━━━ ZU LESENDER TEXT ━━━
Also sollte ich mir am besten jetzt die inno3D iChi GeForxe GTX 780 Hercu.... Ultra kaufen?


----------



## Threshold (22. Juli 2014)

Nimm die MSI Twin force wenn du eine sehr leise Karte willst.
Die Inno iChilli Herculez hat viel Reserven. Ebenso wie Gigabyte Windforce.

Ob du nun AMD oder Nvidia nimmst musst du wissen.


----------



## Sporqist (22. Juli 2014)

Wirf ne Münze oder informier dich selbst..


----------



## GermanCity (22. Juli 2014)

Guck die zwei Reviews durch und dann hast du eine Entscheidung : (gleiches Testsystem, auch vergleichbare Spiele, nur die Preise stimmen nicht mehr):

Sapphire Radeon R9 290 Vapor-X Tri-X OC im Test
Test: 3x GeForce GTX 780 von EVGA, Gigabyte und Inno3D


----------



## Gabrielb (22. Juli 2014)
━━━ BEREITGESTELLTES MATERIAL ━━━
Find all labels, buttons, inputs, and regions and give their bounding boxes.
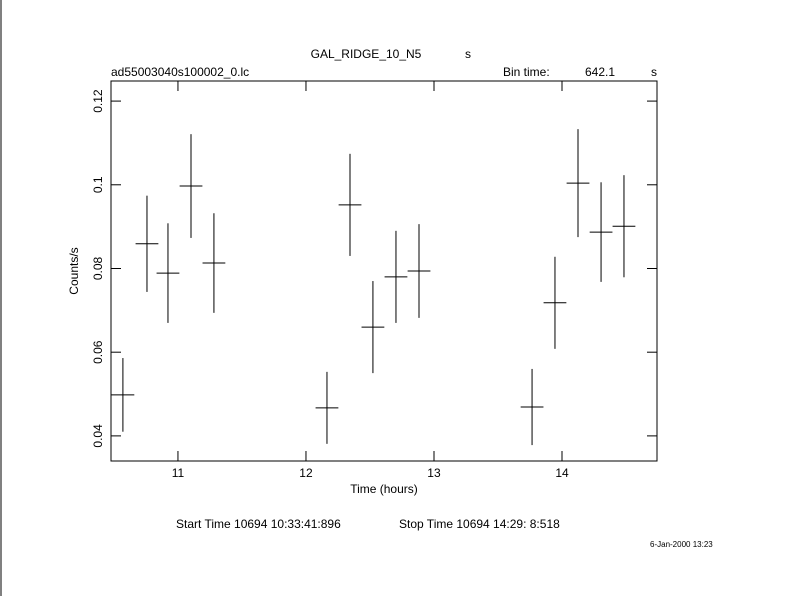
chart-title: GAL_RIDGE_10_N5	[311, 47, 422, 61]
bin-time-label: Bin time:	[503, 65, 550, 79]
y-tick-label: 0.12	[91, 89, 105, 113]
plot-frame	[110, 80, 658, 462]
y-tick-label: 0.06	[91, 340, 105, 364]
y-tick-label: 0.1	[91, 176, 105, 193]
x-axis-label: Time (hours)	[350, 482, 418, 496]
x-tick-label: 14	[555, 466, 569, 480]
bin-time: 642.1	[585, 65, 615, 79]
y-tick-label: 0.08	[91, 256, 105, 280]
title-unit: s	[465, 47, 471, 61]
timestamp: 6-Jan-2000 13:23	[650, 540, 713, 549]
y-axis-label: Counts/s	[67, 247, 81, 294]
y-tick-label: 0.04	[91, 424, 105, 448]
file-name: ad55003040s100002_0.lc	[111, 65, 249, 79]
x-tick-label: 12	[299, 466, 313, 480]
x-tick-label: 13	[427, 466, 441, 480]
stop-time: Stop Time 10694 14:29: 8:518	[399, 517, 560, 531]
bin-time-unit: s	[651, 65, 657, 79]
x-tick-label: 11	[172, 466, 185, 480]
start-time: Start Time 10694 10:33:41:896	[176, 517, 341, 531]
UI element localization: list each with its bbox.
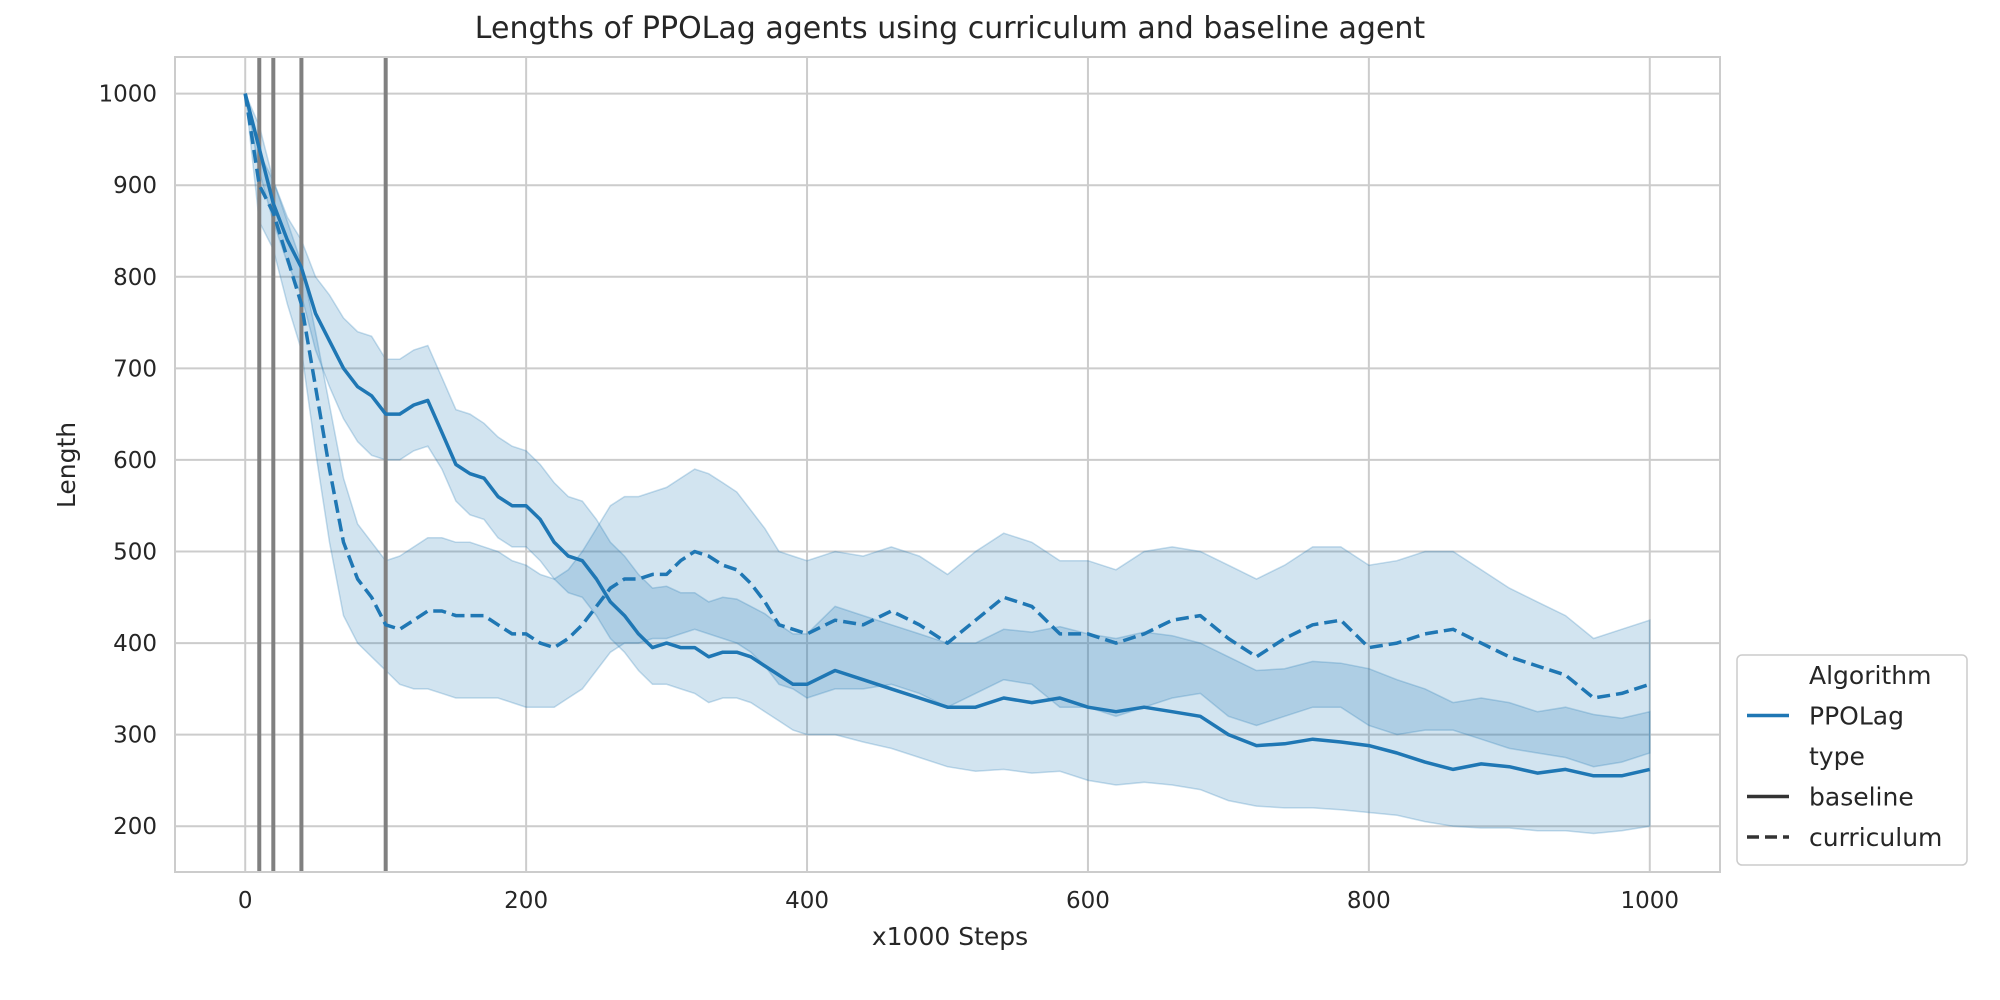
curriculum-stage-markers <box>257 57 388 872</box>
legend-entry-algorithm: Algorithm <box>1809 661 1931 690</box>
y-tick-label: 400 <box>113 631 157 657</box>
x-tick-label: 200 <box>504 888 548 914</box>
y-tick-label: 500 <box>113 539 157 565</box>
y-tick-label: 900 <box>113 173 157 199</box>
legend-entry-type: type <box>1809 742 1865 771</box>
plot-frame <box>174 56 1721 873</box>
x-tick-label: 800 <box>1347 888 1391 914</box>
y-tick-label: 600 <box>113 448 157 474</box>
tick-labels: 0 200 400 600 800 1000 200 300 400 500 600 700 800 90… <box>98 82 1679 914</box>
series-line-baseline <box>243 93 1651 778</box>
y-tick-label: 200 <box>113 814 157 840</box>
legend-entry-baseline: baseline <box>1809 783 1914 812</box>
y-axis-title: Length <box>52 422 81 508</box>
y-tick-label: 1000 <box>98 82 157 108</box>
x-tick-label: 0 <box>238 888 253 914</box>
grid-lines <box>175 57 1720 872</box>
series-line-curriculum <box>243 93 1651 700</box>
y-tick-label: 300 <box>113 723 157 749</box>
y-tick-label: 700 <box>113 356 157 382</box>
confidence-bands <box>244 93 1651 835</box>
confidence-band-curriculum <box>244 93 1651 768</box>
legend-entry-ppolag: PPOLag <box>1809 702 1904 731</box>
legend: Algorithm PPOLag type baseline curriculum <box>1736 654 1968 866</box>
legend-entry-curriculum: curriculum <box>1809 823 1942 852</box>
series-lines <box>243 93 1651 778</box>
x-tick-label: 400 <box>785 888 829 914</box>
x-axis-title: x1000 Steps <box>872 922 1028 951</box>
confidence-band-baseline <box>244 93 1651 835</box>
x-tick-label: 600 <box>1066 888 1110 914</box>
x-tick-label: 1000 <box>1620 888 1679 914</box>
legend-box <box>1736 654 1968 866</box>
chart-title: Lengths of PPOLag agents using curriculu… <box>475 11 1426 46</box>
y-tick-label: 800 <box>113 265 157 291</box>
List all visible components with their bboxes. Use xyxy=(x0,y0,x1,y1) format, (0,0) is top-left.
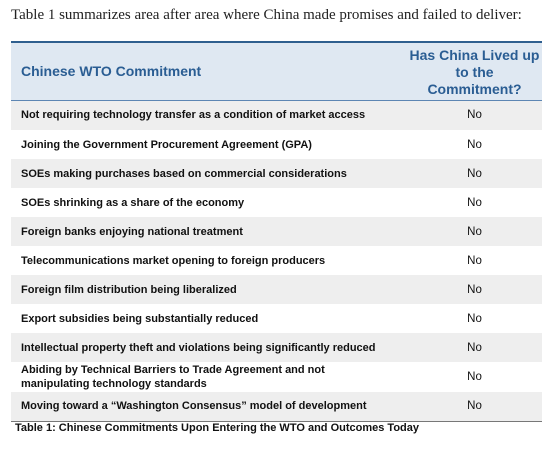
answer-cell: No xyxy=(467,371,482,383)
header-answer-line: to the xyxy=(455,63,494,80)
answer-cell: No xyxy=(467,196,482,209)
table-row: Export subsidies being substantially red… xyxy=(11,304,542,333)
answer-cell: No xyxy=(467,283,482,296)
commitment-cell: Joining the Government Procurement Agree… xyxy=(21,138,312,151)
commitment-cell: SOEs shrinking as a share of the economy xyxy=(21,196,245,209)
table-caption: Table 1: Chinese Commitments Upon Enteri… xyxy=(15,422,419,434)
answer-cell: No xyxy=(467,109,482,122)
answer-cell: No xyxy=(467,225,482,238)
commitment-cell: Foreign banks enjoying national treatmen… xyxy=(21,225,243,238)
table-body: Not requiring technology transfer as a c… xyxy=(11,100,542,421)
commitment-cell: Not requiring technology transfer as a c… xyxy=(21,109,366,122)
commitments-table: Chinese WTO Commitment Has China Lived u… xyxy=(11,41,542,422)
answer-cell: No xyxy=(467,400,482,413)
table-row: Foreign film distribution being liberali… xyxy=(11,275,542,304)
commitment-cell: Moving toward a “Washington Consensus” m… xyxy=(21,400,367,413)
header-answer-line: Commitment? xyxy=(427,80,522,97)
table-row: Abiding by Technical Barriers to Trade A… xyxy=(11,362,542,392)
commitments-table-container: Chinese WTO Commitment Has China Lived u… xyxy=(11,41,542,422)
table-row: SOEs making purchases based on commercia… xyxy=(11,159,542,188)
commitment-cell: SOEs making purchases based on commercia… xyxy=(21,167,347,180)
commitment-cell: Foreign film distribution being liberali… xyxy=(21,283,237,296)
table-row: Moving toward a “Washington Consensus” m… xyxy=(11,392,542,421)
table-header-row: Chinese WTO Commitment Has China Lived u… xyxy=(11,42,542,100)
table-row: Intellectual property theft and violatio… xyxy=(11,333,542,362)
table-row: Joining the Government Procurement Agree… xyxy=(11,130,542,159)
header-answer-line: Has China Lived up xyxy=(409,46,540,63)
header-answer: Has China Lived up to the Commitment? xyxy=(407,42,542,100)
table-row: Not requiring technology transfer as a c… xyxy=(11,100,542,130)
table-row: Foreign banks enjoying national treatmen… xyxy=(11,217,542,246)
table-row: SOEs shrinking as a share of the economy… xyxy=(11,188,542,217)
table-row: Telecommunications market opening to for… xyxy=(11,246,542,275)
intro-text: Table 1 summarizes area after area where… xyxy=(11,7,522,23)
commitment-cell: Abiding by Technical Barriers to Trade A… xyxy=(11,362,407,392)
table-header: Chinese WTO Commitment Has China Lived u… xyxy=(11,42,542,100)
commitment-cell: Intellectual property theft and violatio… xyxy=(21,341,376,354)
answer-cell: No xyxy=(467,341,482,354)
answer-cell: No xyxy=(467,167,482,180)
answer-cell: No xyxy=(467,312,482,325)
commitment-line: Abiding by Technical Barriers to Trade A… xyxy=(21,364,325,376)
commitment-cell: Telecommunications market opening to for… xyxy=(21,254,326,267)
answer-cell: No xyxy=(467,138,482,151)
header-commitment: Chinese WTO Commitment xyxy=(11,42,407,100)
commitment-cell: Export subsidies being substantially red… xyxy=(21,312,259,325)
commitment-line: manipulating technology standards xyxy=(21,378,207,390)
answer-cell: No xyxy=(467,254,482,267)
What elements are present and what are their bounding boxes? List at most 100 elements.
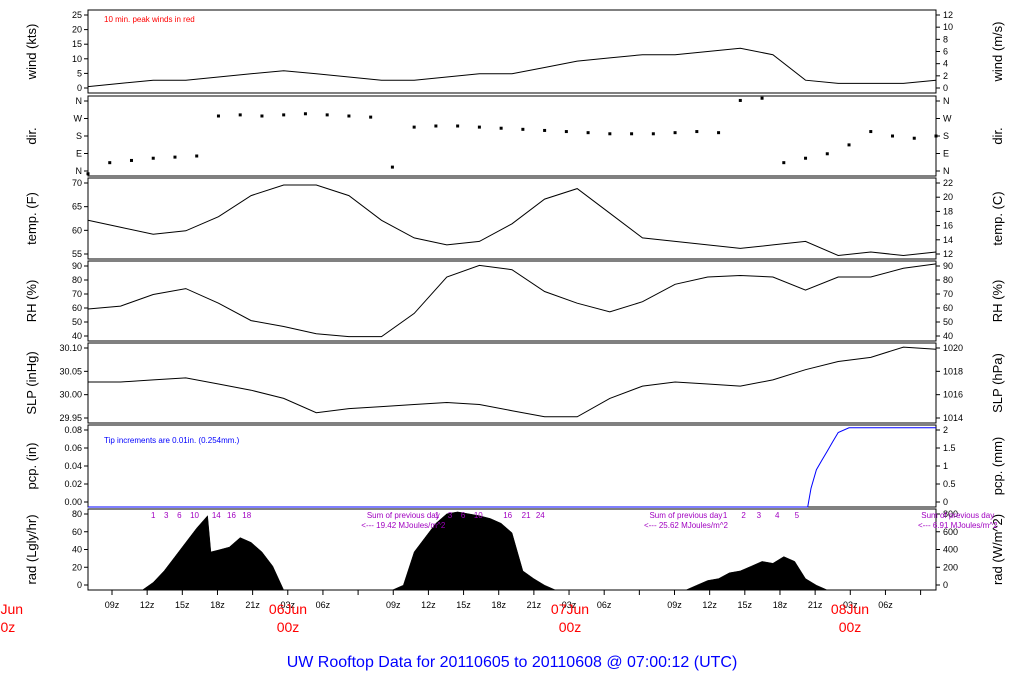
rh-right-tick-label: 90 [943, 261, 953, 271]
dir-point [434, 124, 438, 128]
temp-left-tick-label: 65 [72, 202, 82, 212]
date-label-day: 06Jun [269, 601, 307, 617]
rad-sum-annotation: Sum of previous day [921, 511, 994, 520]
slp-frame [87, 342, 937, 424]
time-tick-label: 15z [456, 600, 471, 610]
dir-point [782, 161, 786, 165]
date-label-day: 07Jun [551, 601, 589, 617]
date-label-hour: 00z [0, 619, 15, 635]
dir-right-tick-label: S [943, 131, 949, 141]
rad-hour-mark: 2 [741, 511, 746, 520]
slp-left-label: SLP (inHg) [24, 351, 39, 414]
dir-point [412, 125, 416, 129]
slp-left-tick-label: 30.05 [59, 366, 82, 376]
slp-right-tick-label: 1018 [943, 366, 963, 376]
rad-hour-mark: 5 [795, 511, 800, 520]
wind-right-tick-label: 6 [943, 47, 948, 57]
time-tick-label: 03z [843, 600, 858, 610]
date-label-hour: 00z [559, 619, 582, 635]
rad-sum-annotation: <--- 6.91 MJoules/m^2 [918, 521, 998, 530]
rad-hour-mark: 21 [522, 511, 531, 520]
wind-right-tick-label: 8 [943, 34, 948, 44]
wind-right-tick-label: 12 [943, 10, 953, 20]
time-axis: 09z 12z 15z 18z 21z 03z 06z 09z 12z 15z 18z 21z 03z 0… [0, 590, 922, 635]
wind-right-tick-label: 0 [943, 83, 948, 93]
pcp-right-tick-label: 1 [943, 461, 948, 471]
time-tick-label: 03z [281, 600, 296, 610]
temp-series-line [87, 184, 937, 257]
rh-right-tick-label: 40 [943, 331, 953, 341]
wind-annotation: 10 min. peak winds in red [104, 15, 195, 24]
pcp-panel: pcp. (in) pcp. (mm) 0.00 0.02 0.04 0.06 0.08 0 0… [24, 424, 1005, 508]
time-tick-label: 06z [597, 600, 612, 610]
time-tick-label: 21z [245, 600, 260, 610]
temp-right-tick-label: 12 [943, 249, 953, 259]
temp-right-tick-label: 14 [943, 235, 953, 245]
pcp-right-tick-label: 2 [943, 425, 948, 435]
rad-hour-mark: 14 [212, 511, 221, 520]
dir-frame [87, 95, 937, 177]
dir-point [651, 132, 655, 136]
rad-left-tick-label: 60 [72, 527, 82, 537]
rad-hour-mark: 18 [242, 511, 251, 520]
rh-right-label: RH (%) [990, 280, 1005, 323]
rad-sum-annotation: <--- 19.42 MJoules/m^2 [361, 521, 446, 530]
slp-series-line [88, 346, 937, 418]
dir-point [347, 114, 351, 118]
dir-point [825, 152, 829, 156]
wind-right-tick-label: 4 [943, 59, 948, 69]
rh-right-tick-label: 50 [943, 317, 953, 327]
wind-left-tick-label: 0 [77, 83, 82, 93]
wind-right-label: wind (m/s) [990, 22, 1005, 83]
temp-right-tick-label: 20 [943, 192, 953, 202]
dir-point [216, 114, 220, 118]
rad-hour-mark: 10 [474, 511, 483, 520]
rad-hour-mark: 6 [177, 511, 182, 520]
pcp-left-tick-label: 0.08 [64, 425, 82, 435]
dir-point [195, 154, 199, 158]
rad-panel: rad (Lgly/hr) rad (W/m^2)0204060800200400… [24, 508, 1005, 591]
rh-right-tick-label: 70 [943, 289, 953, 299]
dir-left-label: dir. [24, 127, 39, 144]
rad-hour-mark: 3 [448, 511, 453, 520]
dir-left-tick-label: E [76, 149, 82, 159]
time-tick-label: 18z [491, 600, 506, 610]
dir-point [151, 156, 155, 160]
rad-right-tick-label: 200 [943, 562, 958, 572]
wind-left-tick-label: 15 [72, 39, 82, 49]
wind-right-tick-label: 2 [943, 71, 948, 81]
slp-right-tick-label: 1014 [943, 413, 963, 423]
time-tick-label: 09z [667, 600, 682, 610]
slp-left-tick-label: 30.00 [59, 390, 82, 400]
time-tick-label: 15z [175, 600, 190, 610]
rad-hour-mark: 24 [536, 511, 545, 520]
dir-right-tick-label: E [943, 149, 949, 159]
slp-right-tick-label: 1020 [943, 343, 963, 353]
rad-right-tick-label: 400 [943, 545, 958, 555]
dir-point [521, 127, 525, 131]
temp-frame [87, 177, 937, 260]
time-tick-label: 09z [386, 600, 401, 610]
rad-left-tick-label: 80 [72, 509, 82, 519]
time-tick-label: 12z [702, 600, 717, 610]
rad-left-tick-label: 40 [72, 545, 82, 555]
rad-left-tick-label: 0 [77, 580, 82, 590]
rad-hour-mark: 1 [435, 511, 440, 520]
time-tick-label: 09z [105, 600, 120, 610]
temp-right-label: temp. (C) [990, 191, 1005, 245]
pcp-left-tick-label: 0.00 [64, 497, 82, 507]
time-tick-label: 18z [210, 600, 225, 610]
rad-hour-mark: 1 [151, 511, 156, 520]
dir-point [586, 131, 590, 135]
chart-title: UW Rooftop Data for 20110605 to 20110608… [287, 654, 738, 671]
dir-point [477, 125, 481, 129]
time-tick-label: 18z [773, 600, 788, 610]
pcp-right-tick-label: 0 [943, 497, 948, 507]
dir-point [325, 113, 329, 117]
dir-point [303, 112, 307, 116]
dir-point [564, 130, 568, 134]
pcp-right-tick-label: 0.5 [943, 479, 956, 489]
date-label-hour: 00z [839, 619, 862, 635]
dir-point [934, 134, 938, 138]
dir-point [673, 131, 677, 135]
━━━
AUFGABE:
Führe den Forenthread zur Wahl zwischen GTX 780 und R9 290 im Anschluss an seine letzte Zeile weiter. Die Auflistung wird für die Bearbeitung nicht benötigt.

ANTWORT:
Ich will einfach die beste Leistung haben für einen guten Preis. 
Wie laut oder wie leise er ist, das interessiert mich eigentlich nicht. 
Ich stehe zu nvidia mehr, wegen dem Shadowplay, da ich dann auch mit Youtube anfange.
Also welche würdet ihr da nehmen? Gigabyte oder inno3D?


----------



## GermanCity (22. Juli 2014)

Von denen die inno.


----------



## Gabrielb (22. Juli 2014)

Hast du auch eine Begründung?


----------



## Softy (22. Juli 2014)

Wenn die Lautstärke nicht so wichtig ist und es eine nvidia Karte sein soll, könntest Du die hier nehmen: Zotac GeForce GTX 780 OC + Game-Bundle, 3GB GDDR5, 2x DVI, HDMI, DisplayPort (ZT-70205-10P) Preisvergleich | Geizhals Deutschland

Incl. Gratis-Spiel und 5 Jahre Garantie (wenn die Karte bei Zotac registriert wird).


----------



## Aldrearic (22. Juli 2014)

Zotac Karten werden lauter als andere Karten.

In den 15 Seiten hier wurde schon sehr viel gesagt inklusive guter Konfigs. Inno hat einen guten Kühler & leise, wobei ich dass hier auch wiederhole.


----------



## Softy (22. Juli 2014)

Ich habe ja geschrieben "falls die Lautstärke nicht so wichtig ist"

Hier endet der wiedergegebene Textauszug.